> OBJECTIVE: Find the line that contains "Enumerate this chart's" and print it and every line after it, exactly, please.
[Begin RECORDS FOR THE TASK]
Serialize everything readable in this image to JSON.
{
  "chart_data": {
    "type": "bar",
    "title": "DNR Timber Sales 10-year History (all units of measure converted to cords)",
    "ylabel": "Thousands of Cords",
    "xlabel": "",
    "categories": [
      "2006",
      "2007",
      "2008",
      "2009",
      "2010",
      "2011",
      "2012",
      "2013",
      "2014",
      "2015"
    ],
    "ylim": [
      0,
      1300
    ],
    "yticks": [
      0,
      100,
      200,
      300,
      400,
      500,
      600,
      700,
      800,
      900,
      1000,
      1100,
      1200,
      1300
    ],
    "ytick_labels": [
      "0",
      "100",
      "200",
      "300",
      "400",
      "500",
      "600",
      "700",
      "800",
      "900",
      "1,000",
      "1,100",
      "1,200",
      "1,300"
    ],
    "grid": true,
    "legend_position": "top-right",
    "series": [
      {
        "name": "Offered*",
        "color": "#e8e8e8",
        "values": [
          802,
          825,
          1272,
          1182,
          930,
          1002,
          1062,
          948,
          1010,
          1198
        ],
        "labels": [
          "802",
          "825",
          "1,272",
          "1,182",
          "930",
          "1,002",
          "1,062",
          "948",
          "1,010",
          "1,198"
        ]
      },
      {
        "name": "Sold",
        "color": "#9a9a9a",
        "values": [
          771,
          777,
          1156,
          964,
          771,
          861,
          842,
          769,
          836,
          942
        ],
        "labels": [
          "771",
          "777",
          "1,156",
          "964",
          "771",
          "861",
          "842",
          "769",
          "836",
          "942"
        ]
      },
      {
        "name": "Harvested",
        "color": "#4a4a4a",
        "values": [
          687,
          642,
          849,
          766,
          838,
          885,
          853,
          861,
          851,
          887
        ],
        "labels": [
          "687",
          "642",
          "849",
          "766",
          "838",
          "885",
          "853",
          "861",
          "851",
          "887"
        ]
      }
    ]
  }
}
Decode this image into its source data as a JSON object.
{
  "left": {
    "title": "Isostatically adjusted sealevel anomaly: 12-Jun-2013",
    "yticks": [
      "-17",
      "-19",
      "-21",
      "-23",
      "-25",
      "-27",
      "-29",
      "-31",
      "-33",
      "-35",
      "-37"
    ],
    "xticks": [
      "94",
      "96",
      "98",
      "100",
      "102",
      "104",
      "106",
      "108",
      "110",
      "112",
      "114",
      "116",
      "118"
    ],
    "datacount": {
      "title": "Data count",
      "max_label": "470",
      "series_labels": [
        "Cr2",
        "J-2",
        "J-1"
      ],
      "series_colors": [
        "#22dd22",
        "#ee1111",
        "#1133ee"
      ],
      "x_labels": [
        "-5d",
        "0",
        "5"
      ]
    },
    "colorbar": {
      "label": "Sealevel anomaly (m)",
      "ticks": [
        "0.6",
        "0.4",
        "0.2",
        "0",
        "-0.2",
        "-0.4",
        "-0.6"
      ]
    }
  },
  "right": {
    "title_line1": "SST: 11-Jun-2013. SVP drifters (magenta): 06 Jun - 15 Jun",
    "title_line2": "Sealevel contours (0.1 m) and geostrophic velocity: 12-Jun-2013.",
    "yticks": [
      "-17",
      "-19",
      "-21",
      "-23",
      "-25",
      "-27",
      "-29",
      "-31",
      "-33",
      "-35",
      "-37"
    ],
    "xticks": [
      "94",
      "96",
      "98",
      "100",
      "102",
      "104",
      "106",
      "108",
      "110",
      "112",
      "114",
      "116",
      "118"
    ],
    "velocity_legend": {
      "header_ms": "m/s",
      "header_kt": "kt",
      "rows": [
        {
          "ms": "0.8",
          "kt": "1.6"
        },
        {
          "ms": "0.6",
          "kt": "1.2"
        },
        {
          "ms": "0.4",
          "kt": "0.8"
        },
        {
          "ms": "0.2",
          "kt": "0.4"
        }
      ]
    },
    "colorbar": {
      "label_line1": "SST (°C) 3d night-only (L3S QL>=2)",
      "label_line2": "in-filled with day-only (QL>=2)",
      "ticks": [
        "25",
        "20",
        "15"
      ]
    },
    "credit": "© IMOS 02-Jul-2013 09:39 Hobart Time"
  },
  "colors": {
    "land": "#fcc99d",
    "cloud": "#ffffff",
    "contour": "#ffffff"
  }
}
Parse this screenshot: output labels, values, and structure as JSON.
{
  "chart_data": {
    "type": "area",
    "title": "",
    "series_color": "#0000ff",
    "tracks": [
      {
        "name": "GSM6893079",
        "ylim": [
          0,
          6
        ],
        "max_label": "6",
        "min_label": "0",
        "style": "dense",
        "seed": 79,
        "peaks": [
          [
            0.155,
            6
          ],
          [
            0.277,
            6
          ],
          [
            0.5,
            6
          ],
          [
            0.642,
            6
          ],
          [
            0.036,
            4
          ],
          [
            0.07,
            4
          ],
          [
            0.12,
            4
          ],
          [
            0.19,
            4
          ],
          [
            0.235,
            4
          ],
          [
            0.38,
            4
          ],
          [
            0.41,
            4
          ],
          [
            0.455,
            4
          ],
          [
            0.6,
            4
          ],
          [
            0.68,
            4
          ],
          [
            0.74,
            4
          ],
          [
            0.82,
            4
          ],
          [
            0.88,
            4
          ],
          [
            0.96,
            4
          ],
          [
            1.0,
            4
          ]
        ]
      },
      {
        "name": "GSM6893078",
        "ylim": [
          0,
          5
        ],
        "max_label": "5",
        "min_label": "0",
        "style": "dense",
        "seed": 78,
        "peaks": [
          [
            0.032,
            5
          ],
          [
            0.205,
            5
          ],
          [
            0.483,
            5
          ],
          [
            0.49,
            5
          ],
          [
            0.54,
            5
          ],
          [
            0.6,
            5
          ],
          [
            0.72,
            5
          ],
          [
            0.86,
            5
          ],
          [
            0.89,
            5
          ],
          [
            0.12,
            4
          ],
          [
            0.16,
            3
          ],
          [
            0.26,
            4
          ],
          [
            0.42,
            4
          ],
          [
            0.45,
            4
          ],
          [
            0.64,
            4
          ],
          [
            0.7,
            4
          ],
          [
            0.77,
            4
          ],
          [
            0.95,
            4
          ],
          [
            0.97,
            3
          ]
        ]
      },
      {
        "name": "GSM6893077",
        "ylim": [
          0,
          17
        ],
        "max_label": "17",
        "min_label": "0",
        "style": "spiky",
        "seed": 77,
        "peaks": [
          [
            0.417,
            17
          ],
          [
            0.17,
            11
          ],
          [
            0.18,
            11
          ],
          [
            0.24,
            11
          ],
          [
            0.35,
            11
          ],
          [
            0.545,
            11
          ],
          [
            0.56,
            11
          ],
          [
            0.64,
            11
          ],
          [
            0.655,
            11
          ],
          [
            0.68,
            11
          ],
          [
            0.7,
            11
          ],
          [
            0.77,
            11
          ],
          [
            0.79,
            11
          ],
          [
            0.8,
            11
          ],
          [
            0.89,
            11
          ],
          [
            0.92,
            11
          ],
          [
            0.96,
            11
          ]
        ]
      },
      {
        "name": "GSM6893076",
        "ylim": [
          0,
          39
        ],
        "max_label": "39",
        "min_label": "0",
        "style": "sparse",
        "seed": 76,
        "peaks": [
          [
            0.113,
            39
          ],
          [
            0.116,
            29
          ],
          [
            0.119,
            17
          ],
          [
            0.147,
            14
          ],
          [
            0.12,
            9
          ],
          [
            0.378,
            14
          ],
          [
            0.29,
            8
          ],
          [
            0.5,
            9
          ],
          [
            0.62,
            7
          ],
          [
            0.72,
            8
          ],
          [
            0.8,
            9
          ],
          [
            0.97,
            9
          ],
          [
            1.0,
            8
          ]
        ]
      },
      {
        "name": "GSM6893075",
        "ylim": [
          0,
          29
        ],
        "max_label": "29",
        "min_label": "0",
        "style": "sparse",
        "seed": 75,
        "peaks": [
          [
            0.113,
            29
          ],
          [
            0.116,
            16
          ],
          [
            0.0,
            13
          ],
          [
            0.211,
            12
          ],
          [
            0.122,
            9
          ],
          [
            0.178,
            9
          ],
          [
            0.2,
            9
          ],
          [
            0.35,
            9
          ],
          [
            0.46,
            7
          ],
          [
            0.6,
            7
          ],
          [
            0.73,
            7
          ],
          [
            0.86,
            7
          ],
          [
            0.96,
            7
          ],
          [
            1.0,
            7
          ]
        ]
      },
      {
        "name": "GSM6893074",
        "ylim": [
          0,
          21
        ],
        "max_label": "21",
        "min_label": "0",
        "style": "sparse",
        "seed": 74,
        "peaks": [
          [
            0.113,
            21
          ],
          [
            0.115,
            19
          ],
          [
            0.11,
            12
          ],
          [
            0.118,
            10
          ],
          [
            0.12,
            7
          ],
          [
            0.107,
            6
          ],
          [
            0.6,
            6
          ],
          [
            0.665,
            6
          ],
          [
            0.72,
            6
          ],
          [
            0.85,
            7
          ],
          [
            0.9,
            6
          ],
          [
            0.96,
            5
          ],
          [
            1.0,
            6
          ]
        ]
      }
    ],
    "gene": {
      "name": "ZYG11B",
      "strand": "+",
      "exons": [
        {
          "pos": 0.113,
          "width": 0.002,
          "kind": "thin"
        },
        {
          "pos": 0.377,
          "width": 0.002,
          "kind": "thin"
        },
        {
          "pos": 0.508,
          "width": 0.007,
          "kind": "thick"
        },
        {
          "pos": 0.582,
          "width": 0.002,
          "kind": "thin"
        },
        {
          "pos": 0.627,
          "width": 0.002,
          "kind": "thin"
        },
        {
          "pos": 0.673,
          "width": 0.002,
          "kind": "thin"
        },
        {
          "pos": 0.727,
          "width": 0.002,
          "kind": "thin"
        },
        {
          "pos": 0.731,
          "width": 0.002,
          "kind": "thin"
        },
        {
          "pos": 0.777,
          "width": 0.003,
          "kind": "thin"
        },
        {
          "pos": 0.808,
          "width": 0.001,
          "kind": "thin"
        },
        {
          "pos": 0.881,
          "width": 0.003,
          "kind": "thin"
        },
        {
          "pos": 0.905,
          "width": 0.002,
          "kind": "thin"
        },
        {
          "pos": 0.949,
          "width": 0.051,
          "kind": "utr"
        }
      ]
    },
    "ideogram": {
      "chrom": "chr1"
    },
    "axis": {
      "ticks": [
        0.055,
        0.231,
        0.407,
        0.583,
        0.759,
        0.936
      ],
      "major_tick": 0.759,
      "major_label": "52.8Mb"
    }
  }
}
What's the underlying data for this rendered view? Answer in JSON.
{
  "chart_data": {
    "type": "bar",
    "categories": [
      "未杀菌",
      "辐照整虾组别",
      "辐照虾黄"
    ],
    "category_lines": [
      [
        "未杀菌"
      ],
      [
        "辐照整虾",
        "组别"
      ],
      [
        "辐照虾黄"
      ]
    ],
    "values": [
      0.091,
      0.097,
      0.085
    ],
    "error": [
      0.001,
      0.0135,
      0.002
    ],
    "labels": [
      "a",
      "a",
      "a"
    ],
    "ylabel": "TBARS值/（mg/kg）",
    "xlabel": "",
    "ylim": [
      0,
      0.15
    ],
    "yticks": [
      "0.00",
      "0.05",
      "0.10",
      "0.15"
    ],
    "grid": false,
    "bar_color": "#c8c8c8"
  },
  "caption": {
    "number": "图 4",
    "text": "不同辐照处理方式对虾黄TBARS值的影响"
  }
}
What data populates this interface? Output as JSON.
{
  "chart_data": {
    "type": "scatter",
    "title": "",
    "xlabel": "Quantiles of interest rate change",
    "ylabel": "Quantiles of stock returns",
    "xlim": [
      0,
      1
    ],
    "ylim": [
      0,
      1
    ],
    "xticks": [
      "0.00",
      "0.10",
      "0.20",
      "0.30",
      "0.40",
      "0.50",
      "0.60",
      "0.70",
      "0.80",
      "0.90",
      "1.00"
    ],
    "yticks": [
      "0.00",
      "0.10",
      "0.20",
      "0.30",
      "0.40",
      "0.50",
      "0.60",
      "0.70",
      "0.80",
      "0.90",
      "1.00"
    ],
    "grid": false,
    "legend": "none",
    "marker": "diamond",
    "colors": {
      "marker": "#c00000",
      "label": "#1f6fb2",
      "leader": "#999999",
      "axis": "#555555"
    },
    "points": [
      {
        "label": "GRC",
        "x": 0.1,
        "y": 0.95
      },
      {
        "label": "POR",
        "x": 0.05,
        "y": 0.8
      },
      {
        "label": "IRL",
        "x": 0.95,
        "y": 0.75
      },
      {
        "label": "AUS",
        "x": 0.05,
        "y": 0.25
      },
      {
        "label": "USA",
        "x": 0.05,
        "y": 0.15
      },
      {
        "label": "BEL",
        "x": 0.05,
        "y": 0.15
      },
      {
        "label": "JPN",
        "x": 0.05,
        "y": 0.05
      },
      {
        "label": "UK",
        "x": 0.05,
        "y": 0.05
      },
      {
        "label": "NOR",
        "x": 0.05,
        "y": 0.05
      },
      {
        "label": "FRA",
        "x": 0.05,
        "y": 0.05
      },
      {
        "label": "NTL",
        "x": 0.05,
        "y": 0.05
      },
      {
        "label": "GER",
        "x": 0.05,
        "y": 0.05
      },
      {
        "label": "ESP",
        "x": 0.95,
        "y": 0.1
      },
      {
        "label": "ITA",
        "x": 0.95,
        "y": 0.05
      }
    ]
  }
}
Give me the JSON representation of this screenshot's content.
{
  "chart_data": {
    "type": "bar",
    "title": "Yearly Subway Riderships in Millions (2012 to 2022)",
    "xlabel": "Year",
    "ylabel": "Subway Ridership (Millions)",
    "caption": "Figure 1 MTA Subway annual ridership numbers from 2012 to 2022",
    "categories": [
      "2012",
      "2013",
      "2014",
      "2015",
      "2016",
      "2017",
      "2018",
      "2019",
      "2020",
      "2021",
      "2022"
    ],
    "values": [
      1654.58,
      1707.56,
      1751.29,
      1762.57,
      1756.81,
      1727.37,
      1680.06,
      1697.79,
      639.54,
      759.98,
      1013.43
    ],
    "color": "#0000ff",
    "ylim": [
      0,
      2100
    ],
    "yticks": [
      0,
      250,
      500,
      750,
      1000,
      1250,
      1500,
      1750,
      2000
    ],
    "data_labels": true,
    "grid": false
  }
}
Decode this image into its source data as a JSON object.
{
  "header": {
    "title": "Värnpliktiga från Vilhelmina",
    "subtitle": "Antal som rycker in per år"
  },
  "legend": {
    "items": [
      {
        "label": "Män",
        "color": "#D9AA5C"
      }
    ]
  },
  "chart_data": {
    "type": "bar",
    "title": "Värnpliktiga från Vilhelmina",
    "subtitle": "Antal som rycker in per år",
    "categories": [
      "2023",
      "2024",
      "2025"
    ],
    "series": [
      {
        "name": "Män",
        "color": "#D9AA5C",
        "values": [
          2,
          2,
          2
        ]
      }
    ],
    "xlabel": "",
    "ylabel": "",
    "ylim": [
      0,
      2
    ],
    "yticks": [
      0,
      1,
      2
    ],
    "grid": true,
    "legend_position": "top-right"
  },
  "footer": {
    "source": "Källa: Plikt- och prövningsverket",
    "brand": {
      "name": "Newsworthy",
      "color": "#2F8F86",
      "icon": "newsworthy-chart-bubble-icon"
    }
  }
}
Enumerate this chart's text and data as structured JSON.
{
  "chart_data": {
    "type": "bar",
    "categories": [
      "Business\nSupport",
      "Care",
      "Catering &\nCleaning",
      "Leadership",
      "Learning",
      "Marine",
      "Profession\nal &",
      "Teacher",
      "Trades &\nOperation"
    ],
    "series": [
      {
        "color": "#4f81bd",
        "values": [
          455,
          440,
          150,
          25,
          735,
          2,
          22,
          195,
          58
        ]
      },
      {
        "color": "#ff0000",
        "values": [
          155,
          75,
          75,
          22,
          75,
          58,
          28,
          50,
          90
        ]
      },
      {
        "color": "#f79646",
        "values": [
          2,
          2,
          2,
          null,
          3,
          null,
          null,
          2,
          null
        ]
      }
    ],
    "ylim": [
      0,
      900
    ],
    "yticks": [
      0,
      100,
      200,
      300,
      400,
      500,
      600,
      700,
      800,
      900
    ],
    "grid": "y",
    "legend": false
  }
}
[End RECORDS FOR THE TASK]
> RIGHT ANSWER:
Enumerate this chart's text and data as structured JSON.
{
  "chart_data": {
    "type": "bar",
    "categories": [
      "Business\nSupport",
      "Care",
      "Catering &\nCleaning",
      "Leadership",
      "Learning",
      "Marine",
      "Profession\nal &",
      "Teacher",
      "Trades &\nOperation"
    ],
    "series": [
      {
        "color": "#4f81bd",
        "values": [
          455,
          440,
          150,
          25,
          735,
          2,
          22,
          195,
          58
        ]
      },
      {
        "color": "#ff0000",
        "values": [
          155,
          75,
          75,
          22,
          75,
          58,
          28,
          50,
          90
        ]
      },
      {
        "color": "#f79646",
        "values": [
          2,
          2,
          2,
          null,
          3,
          null,
          null,
          2,
          null
        ]
      }
    ],
    "ylim": [
      0,
      900
    ],
    "yticks": [
      0,
      100,
      200,
      300,
      400,
      500,
      600,
      700,
      800,
      900
    ],
    "grid": "y",
    "legend": false
  }
}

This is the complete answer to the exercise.